--- Begin ---

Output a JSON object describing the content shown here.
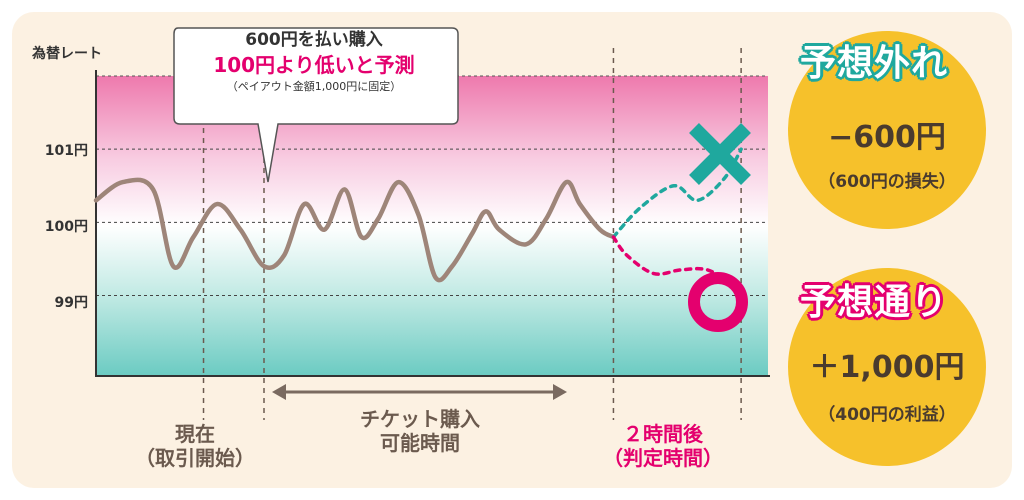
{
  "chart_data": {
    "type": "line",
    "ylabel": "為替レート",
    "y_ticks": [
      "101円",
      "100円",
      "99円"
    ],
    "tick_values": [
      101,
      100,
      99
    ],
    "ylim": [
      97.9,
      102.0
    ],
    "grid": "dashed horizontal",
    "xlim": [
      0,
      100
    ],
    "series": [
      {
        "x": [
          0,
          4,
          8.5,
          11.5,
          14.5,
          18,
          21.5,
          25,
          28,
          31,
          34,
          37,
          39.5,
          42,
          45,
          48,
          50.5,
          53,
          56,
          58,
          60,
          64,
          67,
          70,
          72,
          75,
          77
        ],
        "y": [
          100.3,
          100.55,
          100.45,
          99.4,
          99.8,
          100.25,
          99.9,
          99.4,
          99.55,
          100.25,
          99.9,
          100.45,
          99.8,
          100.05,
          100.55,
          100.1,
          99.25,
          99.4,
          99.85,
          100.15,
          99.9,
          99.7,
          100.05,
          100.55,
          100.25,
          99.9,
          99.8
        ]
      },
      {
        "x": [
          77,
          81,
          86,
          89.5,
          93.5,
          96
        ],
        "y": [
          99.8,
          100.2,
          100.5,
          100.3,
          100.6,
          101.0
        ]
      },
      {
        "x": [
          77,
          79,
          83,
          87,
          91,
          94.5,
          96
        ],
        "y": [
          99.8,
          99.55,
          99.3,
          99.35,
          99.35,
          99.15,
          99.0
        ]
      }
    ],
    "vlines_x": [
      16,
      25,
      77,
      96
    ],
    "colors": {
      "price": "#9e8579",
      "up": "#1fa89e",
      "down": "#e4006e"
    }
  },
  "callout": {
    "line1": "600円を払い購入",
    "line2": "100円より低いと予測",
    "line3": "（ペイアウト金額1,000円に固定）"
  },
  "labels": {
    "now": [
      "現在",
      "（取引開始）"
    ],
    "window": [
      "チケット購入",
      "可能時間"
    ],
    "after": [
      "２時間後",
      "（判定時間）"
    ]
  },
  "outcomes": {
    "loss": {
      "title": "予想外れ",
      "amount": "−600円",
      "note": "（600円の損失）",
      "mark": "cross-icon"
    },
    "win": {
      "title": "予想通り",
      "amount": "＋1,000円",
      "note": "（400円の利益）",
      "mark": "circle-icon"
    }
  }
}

--- End ---

Goal of the exercise | Transcribe the entries above verbatim, omitting their pictures.

Expected answer |
Output a JSON object describing the content shown here.
{
  "chart_data": {
    "type": "line",
    "ylabel": "為替レート",
    "y_ticks": [
      "101円",
      "100円",
      "99円"
    ],
    "tick_values": [
      101,
      100,
      99
    ],
    "ylim": [
      97.9,
      102.0
    ],
    "grid": "dashed horizontal",
    "xlim": [
      0,
      100
    ],
    "series": [
      {
        "x": [
          0,
          4,
          8.5,
          11.5,
          14.5,
          18,
          21.5,
          25,
          28,
          31,
          34,
          37,
          39.5,
          42,
          45,
          48,
          50.5,
          53,
          56,
          58,
          60,
          64,
          67,
          70,
          72,
          75,
          77
        ],
        "y": [
          100.3,
          100.55,
          100.45,
          99.4,
          99.8,
          100.25,
          99.9,
          99.4,
          99.55,
          100.25,
          99.9,
          100.45,
          99.8,
          100.05,
          100.55,
          100.1,
          99.25,
          99.4,
          99.85,
          100.15,
          99.9,
          99.7,
          100.05,
          100.55,
          100.25,
          99.9,
          99.8
        ]
      },
      {
        "x": [
          77,
          81,
          86,
          89.5,
          93.5,
          96
        ],
        "y": [
          99.8,
          100.2,
          100.5,
          100.3,
          100.6,
          101.0
        ]
      },
      {
        "x": [
          77,
          79,
          83,
          87,
          91,
          94.5,
          96
        ],
        "y": [
          99.8,
          99.55,
          99.3,
          99.35,
          99.35,
          99.15,
          99.0
        ]
      }
    ],
    "vlines_x": [
      16,
      25,
      77,
      96
    ],
    "colors": {
      "price": "#9e8579",
      "up": "#1fa89e",
      "down": "#e4006e"
    }
  },
  "callout": {
    "line1": "600円を払い購入",
    "line2": "100円より低いと予測",
    "line3": "（ペイアウト金額1,000円に固定）"
  },
  "labels": {
    "now": [
      "現在",
      "（取引開始）"
    ],
    "window": [
      "チケット購入",
      "可能時間"
    ],
    "after": [
      "２時間後",
      "（判定時間）"
    ]
  },
  "outcomes": {
    "loss": {
      "title": "予想外れ",
      "amount": "−600円",
      "note": "（600円の損失）",
      "mark": "cross-icon"
    },
    "win": {
      "title": "予想通り",
      "amount": "＋1,000円",
      "note": "（400円の利益）",
      "mark": "circle-icon"
    }
  }
}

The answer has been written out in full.